[Start Rows]

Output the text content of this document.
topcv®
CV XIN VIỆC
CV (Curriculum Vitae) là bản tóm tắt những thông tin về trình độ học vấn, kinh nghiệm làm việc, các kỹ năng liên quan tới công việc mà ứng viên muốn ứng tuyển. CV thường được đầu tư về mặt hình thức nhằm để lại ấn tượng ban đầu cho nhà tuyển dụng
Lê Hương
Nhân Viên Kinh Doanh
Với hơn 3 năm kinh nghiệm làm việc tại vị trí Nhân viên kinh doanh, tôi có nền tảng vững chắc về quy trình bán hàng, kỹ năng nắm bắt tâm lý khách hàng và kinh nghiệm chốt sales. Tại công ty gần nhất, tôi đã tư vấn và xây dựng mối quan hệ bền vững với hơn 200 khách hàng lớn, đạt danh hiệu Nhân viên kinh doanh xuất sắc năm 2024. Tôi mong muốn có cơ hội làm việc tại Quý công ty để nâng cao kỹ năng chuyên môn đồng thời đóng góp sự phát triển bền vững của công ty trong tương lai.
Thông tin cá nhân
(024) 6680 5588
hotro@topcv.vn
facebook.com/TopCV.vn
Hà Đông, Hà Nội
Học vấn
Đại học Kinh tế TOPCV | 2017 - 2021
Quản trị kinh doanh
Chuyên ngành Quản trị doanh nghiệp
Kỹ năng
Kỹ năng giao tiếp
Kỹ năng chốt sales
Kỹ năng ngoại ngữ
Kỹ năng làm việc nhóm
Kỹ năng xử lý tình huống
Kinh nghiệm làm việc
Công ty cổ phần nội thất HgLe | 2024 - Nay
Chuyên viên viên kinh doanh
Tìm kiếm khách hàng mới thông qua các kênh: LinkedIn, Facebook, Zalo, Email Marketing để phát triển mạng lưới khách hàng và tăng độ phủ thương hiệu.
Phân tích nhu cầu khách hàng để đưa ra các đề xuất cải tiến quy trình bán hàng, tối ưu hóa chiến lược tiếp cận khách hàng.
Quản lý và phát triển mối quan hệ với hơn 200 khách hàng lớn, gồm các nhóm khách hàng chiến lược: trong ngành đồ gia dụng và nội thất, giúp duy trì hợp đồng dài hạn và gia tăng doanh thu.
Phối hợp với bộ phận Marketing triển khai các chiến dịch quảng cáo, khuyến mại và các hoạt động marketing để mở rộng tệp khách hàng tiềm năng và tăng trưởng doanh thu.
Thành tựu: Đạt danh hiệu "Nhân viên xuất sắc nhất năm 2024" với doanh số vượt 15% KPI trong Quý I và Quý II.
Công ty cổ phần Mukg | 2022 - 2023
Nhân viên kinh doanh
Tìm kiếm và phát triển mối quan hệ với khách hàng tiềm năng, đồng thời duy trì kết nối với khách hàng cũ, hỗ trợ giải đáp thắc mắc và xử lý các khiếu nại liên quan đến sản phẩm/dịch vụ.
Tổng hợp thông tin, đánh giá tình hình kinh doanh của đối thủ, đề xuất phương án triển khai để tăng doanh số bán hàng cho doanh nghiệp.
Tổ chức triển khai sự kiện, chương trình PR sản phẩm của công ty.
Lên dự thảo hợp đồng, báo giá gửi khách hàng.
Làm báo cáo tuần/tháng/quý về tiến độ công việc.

[End Rows]
[Start Rows]

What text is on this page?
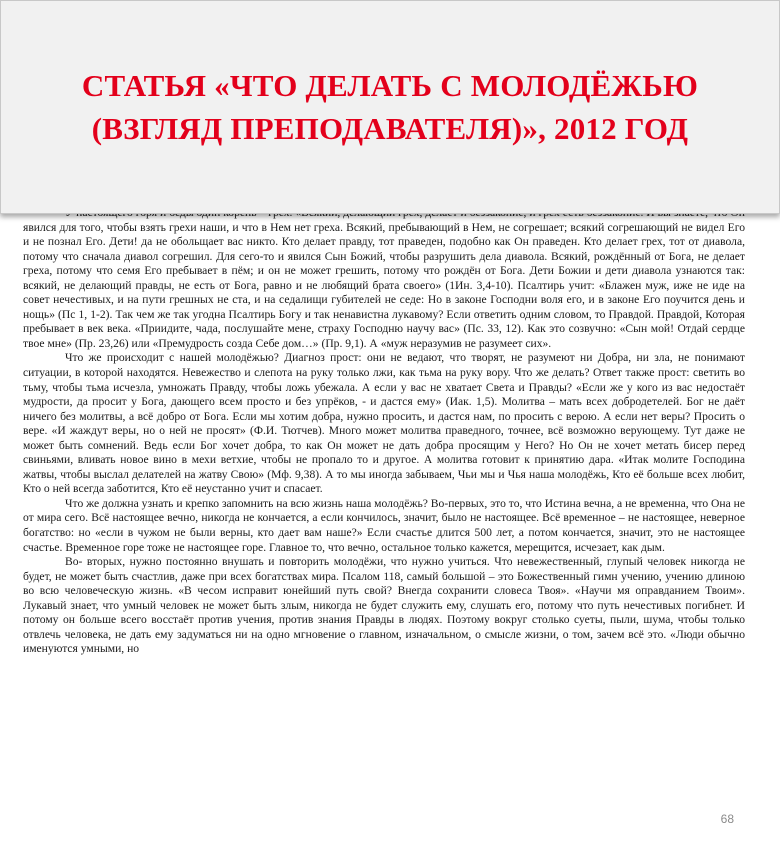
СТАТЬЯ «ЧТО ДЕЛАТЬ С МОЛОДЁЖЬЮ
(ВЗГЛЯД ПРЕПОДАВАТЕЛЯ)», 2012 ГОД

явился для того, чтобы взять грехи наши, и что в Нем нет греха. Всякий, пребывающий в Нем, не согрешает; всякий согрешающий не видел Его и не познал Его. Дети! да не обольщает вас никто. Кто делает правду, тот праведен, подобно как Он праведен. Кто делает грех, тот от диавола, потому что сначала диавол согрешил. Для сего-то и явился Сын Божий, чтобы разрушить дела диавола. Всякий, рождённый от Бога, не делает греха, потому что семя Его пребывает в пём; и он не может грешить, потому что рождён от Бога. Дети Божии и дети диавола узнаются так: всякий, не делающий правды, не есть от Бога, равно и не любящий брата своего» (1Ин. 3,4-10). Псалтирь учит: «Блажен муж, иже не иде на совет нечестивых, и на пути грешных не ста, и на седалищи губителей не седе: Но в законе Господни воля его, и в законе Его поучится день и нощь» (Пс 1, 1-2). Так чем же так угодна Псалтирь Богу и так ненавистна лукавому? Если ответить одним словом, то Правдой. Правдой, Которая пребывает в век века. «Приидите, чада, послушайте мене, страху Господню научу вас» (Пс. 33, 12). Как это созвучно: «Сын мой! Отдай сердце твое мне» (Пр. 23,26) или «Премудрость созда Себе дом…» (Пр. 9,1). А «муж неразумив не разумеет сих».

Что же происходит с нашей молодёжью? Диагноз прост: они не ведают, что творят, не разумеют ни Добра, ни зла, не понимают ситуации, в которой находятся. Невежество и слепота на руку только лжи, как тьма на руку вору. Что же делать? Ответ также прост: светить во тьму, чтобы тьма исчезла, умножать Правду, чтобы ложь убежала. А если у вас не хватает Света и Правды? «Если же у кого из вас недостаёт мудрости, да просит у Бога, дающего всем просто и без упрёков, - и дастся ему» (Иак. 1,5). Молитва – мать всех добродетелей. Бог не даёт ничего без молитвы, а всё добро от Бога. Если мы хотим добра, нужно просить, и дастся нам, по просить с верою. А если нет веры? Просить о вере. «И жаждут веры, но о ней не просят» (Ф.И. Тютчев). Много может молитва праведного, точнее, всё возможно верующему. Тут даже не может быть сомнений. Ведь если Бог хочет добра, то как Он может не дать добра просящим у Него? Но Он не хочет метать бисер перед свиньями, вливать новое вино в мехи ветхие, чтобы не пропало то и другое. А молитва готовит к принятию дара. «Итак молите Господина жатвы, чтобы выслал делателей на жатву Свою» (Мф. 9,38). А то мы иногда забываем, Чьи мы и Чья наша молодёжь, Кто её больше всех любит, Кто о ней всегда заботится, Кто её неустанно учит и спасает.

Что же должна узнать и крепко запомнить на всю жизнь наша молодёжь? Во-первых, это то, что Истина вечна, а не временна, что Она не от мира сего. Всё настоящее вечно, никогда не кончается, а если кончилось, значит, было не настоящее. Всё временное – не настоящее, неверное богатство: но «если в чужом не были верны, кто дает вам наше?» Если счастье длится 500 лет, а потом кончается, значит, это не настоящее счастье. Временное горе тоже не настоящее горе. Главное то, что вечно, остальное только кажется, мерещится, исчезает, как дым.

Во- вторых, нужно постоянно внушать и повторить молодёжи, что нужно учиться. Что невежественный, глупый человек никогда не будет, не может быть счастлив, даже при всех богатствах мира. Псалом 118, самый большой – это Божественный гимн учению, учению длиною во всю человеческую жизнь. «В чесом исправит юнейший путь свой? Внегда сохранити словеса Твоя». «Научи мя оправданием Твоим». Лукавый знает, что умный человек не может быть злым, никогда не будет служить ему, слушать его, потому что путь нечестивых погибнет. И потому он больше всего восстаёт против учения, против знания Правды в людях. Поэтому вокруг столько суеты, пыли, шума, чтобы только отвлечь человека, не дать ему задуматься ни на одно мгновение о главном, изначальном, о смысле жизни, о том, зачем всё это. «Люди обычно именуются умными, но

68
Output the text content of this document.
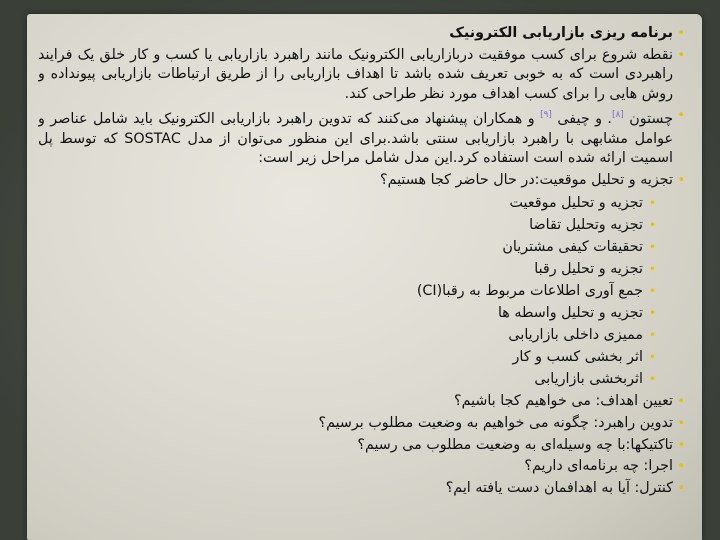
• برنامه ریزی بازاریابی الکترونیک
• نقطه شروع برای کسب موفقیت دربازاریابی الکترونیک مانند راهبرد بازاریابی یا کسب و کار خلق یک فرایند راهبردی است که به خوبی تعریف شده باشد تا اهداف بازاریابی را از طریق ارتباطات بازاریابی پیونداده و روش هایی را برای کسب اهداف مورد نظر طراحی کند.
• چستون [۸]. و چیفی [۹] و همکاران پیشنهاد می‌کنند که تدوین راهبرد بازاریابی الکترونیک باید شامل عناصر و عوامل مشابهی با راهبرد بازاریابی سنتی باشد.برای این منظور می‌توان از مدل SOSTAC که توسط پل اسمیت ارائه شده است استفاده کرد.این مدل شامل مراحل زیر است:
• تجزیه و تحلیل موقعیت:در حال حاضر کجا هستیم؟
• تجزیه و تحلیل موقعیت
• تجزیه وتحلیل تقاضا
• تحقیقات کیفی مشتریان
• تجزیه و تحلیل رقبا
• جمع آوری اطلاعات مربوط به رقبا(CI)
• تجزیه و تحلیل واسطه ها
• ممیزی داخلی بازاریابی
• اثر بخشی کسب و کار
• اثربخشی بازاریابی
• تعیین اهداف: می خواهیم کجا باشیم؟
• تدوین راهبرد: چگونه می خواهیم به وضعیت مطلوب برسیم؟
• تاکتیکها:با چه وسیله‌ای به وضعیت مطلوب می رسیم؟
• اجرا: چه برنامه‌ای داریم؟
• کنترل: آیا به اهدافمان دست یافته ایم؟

[End Rows]

# What this task involves
Report how many lines of the preceding records include "trong". Output the number only.

# Response below
3